◆ INSTRUCTIONS FOR THE TASK ◆
Carry none of the pictures over; set down the material below exactly.

(Entries from a dataset)
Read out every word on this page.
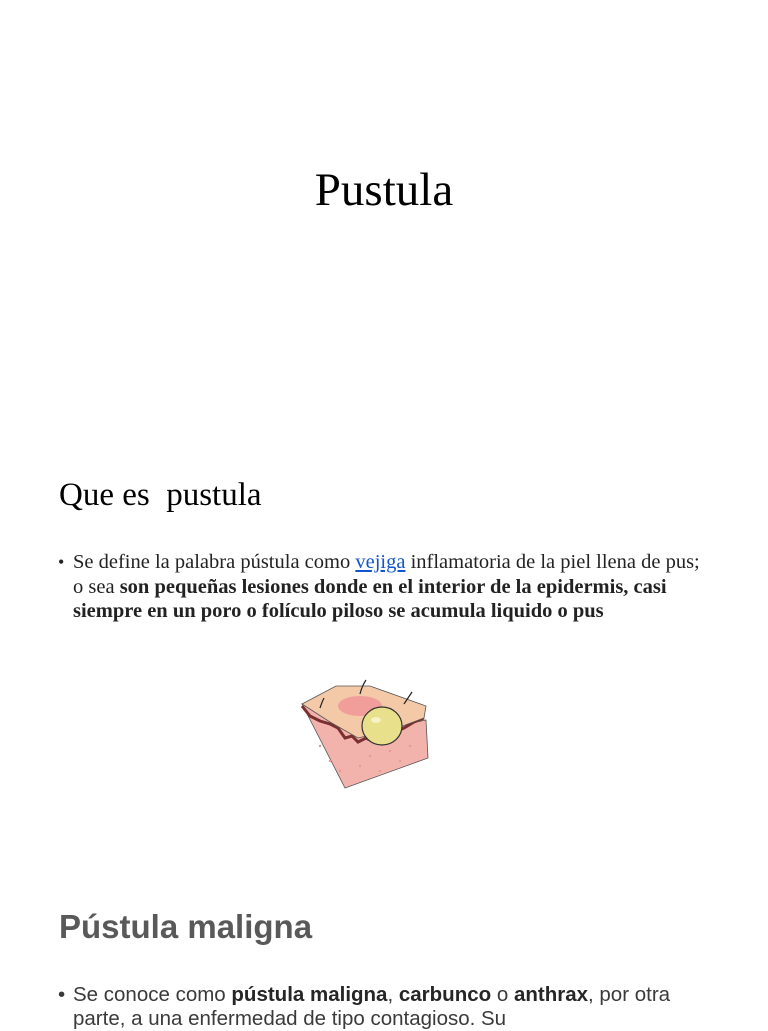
Pustula
Que es  pustula
• Se define la palabra pústula como vejiga inflamatoria de la piel llena de pus; o sea son pequeñas lesiones donde en el interior de la epidermis, casi siempre en un poro o folículo piloso se acumula liquido o pus
Pústula maligna
• Se conoce como pústula maligna, carbunco o anthrax, por otra parte, a una enfermedad de tipo contagioso. Su
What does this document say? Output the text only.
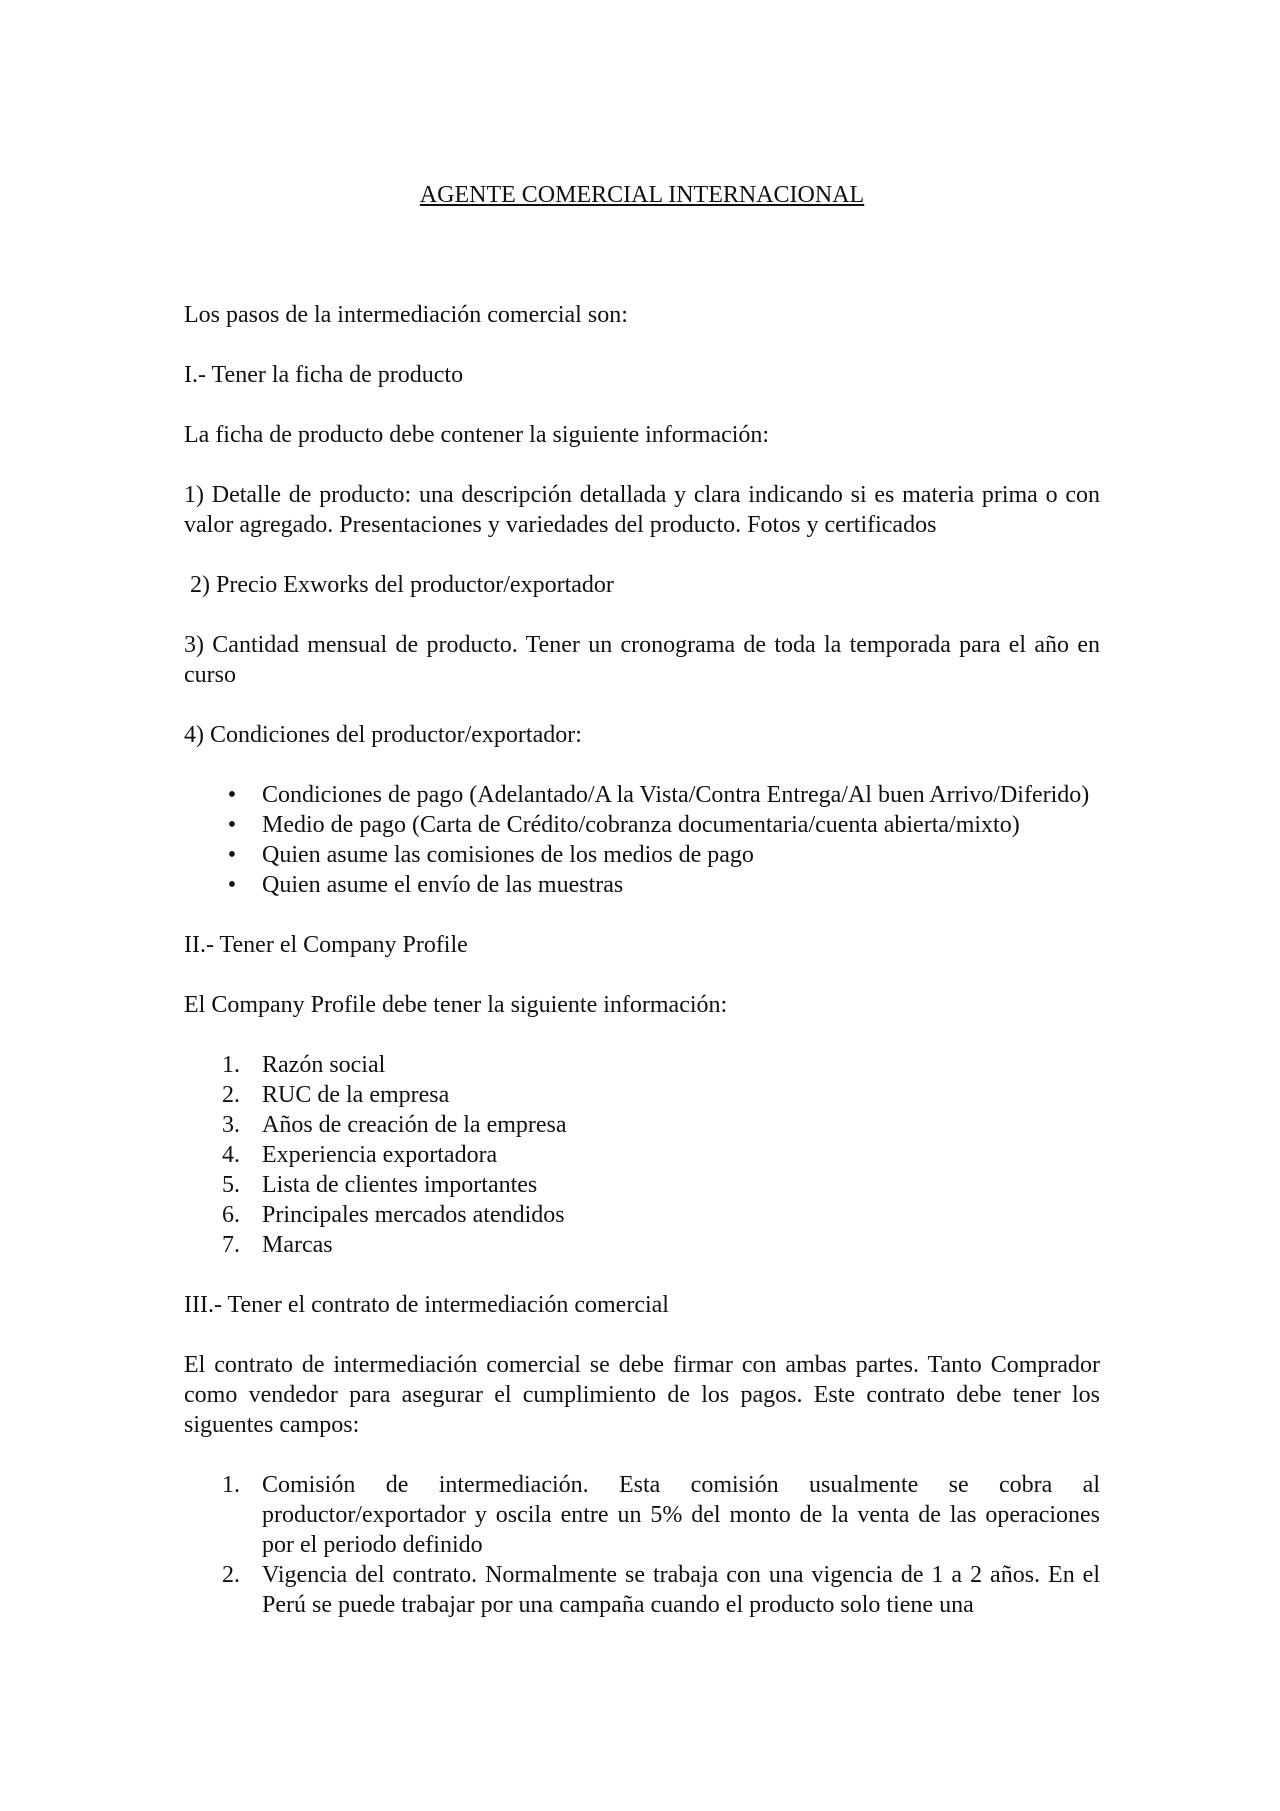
AGENTE COMERCIAL INTERNACIONAL

Los pasos de la intermediación comercial son:

I.- Tener la ficha de producto

La ficha de producto debe contener la siguiente información:

1) Detalle de producto: una descripción detallada y clara indicando si es materia prima o con valor agregado. Presentaciones y variedades del producto. Fotos y certificados

2) Precio Exworks del productor/exportador

3) Cantidad mensual de producto. Tener un cronograma de toda la temporada para el año en curso

4) Condiciones del productor/exportador:

• Condiciones de pago (Adelantado/A la Vista/Contra Entrega/Al buen Arrivo/Diferido)
• Medio de pago (Carta de Crédito/cobranza documentaria/cuenta abierta/mixto)
• Quien asume las comisiones de los medios de pago
• Quien asume el envío de las muestras

II.- Tener el Company Profile

El Company Profile debe tener la siguiente información:

1. Razón social
2. RUC de la empresa
3. Años de creación de la empresa
4. Experiencia exportadora
5. Lista de clientes importantes
6. Principales mercados atendidos
7. Marcas

III.- Tener el contrato de intermediación comercial

El contrato de intermediación comercial se debe firmar con ambas partes. Tanto Comprador como vendedor para asegurar el cumplimiento de los pagos. Este contrato debe tener los siguentes campos:

1. Comisión de intermediación. Esta comisión usualmente se cobra al productor/exportador y oscila entre un 5% del monto de la venta de las operaciones por el periodo definido
2. Vigencia del contrato. Normalmente se trabaja con una vigencia de 1 a 2 años. En el Perú se puede trabajar por una campaña cuando el producto solo tiene una
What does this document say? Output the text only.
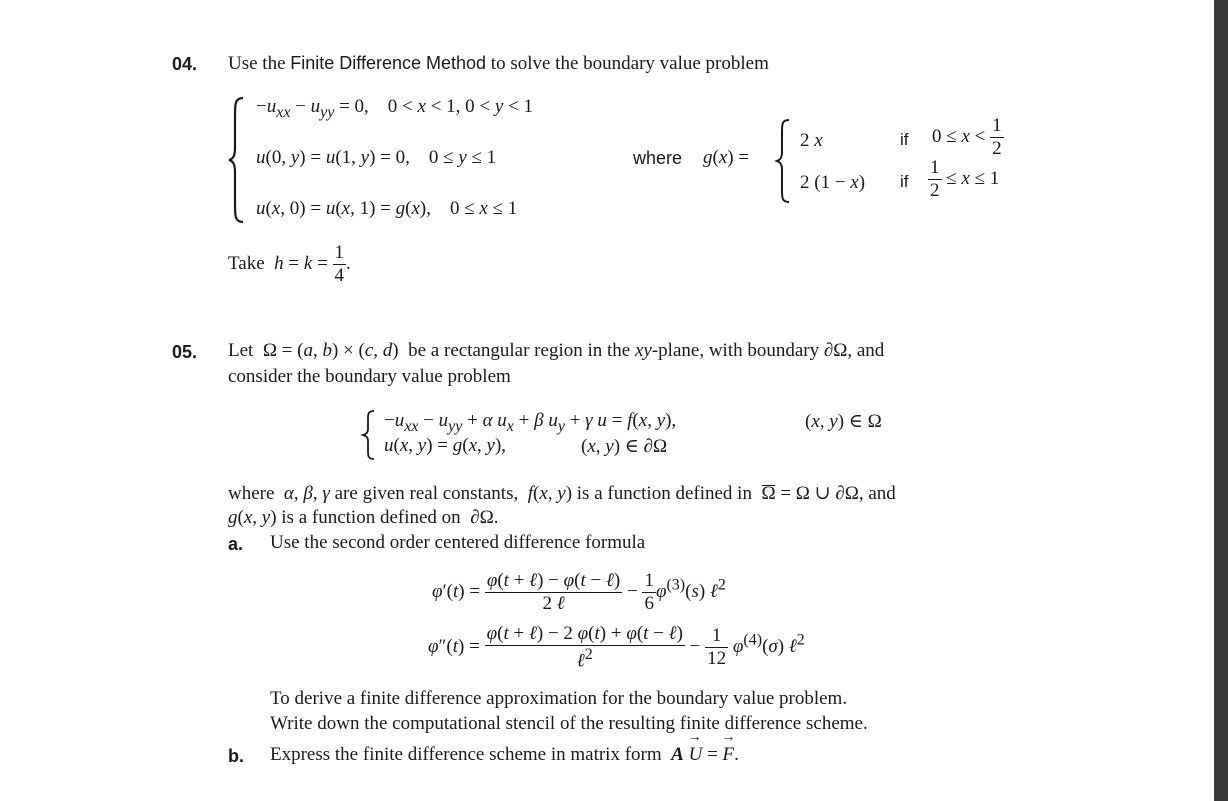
04. Use the Finite Difference Method to solve the boundary value problem
$-u_{xx} - u_{yy} = 0$,    0 < x < 1, 0 < y < 1
u(0, y) = u(1, y) = 0,    0 ≤ y ≤ 1
u(x, 0) = u(x, 1) = g(x),    0 ≤ x ≤ 1
where g(x) =
2 x	if $0 \le x < \frac{1}{2}$
2 (1 − x) if $\frac{1}{2} \le x \le 1$
Take $h = k = \frac{1}{4}$ .
05. Let  Ω = (a, b) × (c, d)  be a rectangular region in the xy-plane, with boundary ∂Ω, and
consider the boundary value problem
$-u_{xx} - u_{yy} + \alpha$ $u_x + \beta$ $u_y + \gamma$ u = f(x, y),	(x, y) ∈ Ω
u(x, y) = g(x, y),	(x, y) ∈ ∂Ω
where  α, β, γ are given real constants, f(x, y) is a function defined in Ω = Ω ∪ ∂Ω, and
g(x, y) is a function defined on  ∂Ω.
a. Use the second order centered difference formula
$\varphi'(t) = \frac{\text{φ(t + ℓ) − φ(t − ℓ)}}{\text{2 ℓ}} - \frac{1}{6} \varphi^{(3)}(s)$ ℓ$^2$
$\varphi''(t) = \frac{\text{φ(t + ℓ) − 2 φ(t) + φ(t − ℓ)}}{\ell^2} - \frac{1}{12} \varphi^{(4)}(\sigma)$ ℓ$^2$
To derive a finite difference approximation for the boundary value problem.
Write down the computational stencil of the resulting finite difference scheme.
b. Express the finite difference scheme in matrix form A → U = → F.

◆ EXERCISE RESULT ◆
Read out every word on this page.
Pustula
Que es  pustula
• Se define la palabra pústula como vejiga inflamatoria de la piel llena de pus; o sea son pequeñas lesiones donde en el interior de la epidermis, casi siempre en un poro o folículo piloso se acumula liquido o pus
Pústula maligna
• Se conoce como pústula maligna, carbunco o anthrax, por otra parte, a una enfermedad de tipo contagioso. Su
What does this document say? Output the text only.
AGENTE COMERCIAL INTERNACIONAL

Los pasos de la intermediación comercial son:

I.- Tener la ficha de producto

La ficha de producto debe contener la siguiente información:

1) Detalle de producto: una descripción detallada y clara indicando si es materia prima o con valor agregado. Presentaciones y variedades del producto. Fotos y certificados

2) Precio Exworks del productor/exportador

3) Cantidad mensual de producto. Tener un cronograma de toda la temporada para el año en curso

4) Condiciones del productor/exportador:

• Condiciones de pago (Adelantado/A la Vista/Contra Entrega/Al buen Arrivo/Diferido)
• Medio de pago (Carta de Crédito/cobranza documentaria/cuenta abierta/mixto)
• Quien asume las comisiones de los medios de pago
• Quien asume el envío de las muestras

II.- Tener el Company Profile

El Company Profile debe tener la siguiente información:

1. Razón social
2. RUC de la empresa
3. Años de creación de la empresa
4. Experiencia exportadora
5. Lista de clientes importantes
6. Principales mercados atendidos
7. Marcas

III.- Tener el contrato de intermediación comercial

El contrato de intermediación comercial se debe firmar con ambas partes. Tanto Comprador como vendedor para asegurar el cumplimiento de los pagos. Este contrato debe tener los siguentes campos:

1. Comisión de intermediación. Esta comisión usualmente se cobra al productor/exportador y oscila entre un 5% del monto de la venta de las operaciones por el periodo definido
2. Vigencia del contrato. Normalmente se trabaja con una vigencia de 1 a 2 años. En el Perú se puede trabajar por una campaña cuando el producto solo tiene una
What does this document say? Output the text only.
04. Use the Finite Difference Method to solve the boundary value problem
$-u_{xx} - u_{yy} = 0$,    0 < x < 1, 0 < y < 1
u(0, y) = u(1, y) = 0,    0 ≤ y ≤ 1
u(x, 0) = u(x, 1) = g(x),    0 ≤ x ≤ 1
where g(x) =
2 x	if $0 \le x < \frac{1}{2}$
2 (1 − x) if $\frac{1}{2} \le x \le 1$
Take $h = k = \frac{1}{4}$ .
05. Let  Ω = (a, b) × (c, d)  be a rectangular region in the xy-plane, with boundary ∂Ω, and
consider the boundary value problem
$-u_{xx} - u_{yy} + \alpha$ $u_x + \beta$ $u_y + \gamma$ u = f(x, y),	(x, y) ∈ Ω
u(x, y) = g(x, y),	(x, y) ∈ ∂Ω
where  α, β, γ are given real constants, f(x, y) is a function defined in Ω = Ω ∪ ∂Ω, and
g(x, y) is a function defined on  ∂Ω.
a. Use the second order centered difference formula
$\varphi'(t) = \frac{\text{φ(t + ℓ) − φ(t − ℓ)}}{\text{2 ℓ}} - \frac{1}{6} \varphi^{(3)}(s)$ ℓ$^2$
$\varphi''(t) = \frac{\text{φ(t + ℓ) − 2 φ(t) + φ(t − ℓ)}}{\ell^2} - \frac{1}{12} \varphi^{(4)}(\sigma)$ ℓ$^2$
To derive a finite difference approximation for the boundary value problem.
Write down the computational stencil of the resulting finite difference scheme.
b. Express the finite difference scheme in matrix form A → U = → F.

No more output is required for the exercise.